[BEGIN]

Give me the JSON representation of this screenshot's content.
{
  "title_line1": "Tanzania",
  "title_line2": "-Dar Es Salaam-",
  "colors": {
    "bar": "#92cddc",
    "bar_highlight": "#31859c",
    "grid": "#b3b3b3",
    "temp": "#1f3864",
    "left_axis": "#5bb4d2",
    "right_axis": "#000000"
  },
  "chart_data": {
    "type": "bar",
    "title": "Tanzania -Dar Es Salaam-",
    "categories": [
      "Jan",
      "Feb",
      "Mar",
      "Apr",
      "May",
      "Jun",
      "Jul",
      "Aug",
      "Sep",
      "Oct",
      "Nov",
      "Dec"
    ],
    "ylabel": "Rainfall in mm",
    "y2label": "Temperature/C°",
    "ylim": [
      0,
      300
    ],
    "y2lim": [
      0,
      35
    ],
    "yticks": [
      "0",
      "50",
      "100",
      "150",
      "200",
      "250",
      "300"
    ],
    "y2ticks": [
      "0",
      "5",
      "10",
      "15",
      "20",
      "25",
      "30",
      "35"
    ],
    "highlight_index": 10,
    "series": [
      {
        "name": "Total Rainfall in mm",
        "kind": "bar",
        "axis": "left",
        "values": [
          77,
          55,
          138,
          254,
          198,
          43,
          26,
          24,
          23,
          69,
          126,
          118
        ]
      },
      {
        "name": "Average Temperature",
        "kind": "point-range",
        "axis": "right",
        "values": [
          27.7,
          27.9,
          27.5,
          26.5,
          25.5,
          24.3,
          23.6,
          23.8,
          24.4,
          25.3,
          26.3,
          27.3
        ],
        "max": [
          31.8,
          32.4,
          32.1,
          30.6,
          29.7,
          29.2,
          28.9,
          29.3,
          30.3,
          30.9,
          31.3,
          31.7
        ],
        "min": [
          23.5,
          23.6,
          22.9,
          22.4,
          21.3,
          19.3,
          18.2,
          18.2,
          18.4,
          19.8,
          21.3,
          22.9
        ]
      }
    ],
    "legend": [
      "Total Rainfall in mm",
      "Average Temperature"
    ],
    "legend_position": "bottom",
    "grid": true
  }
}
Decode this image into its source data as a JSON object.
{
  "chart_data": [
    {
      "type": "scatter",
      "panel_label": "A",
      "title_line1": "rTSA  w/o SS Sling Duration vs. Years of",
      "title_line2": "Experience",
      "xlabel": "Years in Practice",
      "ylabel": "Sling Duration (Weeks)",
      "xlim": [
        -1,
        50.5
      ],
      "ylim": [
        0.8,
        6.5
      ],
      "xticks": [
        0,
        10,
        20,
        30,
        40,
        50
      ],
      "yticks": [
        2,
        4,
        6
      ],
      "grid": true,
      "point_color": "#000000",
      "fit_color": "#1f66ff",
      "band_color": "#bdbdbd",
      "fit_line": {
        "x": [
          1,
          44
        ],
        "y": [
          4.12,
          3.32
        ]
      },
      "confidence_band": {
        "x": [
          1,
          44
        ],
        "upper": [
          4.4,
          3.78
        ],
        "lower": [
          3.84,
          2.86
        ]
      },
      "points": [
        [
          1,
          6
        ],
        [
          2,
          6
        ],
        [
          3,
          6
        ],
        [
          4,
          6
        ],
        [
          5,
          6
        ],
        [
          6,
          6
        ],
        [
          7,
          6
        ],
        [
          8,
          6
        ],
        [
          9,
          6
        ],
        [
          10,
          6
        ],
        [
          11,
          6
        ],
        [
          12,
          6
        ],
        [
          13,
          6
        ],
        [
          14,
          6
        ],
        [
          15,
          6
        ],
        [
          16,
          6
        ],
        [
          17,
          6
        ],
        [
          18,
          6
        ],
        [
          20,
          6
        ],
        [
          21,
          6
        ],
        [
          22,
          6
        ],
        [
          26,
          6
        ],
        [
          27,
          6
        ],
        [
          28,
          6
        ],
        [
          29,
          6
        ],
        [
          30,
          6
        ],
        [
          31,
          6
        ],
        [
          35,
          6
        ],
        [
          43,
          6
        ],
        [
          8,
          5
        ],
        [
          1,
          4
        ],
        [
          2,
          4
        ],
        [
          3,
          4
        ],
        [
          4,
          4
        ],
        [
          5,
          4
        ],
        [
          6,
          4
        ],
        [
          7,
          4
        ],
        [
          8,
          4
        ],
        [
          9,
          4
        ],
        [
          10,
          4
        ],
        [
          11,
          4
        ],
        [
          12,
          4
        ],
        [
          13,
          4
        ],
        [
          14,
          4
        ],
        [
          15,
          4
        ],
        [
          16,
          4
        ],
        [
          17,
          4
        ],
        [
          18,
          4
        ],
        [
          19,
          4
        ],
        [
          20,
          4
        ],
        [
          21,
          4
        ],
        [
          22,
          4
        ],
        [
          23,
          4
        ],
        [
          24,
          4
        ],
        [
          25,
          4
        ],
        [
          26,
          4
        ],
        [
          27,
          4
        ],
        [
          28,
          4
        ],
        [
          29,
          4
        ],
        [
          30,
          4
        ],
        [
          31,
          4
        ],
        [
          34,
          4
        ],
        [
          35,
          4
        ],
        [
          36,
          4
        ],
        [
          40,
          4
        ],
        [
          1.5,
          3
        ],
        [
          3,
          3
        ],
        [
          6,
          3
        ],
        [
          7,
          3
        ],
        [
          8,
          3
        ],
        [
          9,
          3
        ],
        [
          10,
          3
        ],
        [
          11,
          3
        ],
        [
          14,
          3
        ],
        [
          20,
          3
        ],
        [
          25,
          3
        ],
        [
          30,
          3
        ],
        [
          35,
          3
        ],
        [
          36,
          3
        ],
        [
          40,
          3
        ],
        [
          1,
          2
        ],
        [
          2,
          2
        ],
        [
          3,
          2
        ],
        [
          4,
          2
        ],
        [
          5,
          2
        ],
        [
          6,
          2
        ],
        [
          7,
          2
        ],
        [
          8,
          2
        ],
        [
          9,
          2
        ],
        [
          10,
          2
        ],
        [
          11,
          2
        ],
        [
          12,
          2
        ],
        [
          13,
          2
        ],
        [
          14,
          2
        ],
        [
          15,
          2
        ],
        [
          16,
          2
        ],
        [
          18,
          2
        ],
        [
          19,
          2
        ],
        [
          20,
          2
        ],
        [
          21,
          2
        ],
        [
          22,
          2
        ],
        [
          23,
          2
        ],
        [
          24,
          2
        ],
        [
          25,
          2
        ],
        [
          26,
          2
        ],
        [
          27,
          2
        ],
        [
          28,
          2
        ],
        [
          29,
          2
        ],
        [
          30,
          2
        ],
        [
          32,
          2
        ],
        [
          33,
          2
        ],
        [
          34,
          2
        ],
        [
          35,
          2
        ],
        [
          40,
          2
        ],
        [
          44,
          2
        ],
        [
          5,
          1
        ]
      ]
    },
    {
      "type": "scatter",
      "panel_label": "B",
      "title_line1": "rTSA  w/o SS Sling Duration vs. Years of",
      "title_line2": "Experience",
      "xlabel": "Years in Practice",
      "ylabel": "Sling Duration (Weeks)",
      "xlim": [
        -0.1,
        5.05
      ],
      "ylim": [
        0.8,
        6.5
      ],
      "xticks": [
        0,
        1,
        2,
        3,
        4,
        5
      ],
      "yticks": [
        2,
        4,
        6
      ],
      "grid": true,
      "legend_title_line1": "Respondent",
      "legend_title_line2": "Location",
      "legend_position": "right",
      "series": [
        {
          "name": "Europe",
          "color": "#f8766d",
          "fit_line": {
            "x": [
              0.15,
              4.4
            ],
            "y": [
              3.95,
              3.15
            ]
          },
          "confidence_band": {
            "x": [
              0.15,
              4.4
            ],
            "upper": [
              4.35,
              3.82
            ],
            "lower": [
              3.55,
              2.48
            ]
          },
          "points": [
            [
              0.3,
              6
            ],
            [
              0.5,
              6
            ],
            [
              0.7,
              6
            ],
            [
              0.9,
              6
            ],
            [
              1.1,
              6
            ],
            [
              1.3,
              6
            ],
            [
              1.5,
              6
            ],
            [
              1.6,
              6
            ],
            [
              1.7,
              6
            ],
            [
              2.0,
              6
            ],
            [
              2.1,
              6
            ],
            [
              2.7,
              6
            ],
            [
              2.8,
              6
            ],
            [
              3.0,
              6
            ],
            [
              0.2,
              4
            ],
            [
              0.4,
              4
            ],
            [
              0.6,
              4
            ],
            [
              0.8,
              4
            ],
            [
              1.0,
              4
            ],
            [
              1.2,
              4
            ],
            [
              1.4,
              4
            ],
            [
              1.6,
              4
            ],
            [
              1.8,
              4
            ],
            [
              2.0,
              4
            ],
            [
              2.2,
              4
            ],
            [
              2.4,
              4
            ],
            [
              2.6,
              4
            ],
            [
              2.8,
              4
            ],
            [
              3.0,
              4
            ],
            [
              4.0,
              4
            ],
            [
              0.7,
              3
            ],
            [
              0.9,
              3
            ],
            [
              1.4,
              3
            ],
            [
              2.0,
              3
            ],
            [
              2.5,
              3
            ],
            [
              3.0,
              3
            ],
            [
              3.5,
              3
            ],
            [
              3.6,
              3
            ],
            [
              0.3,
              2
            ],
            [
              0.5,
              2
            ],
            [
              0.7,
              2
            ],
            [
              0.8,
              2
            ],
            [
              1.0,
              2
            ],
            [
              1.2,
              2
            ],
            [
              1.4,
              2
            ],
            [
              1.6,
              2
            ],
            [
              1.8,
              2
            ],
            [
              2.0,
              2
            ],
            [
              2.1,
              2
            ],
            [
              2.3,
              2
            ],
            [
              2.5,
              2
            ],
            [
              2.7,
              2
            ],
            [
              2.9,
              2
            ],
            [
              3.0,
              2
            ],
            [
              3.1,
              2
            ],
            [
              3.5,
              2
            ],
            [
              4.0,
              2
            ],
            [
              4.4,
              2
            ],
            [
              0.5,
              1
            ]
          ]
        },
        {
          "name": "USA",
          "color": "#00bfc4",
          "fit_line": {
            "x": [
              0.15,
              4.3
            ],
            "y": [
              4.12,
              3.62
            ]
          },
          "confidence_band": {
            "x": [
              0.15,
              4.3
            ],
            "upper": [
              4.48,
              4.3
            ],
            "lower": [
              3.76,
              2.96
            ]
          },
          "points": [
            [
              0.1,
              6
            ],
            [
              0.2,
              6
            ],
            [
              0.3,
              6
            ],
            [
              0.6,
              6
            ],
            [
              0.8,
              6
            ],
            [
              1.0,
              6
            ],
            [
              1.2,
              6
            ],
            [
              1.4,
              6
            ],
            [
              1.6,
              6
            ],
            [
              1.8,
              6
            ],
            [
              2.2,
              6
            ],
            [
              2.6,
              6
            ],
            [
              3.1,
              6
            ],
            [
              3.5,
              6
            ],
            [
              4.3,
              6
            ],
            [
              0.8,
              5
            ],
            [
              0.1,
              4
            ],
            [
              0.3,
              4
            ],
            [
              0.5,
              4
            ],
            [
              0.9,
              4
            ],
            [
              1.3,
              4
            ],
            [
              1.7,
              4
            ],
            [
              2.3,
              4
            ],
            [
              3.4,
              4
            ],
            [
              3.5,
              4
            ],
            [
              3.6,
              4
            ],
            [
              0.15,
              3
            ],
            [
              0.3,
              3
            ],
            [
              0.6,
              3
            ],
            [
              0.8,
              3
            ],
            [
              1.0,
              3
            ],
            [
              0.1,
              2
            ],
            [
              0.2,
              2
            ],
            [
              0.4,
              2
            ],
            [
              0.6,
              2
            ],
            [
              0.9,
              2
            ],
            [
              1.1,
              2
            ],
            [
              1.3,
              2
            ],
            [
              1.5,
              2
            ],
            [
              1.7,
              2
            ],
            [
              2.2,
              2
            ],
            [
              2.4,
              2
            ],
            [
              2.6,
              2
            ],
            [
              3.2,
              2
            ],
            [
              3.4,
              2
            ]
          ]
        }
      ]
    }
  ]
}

[END]

**What is required:** Extract all lines that hold the word "Salaam".

**Full output:**
  "title_line2": "-Dar Es Salaam-",
    "title": "Tanzania -Dar Es Salaam-",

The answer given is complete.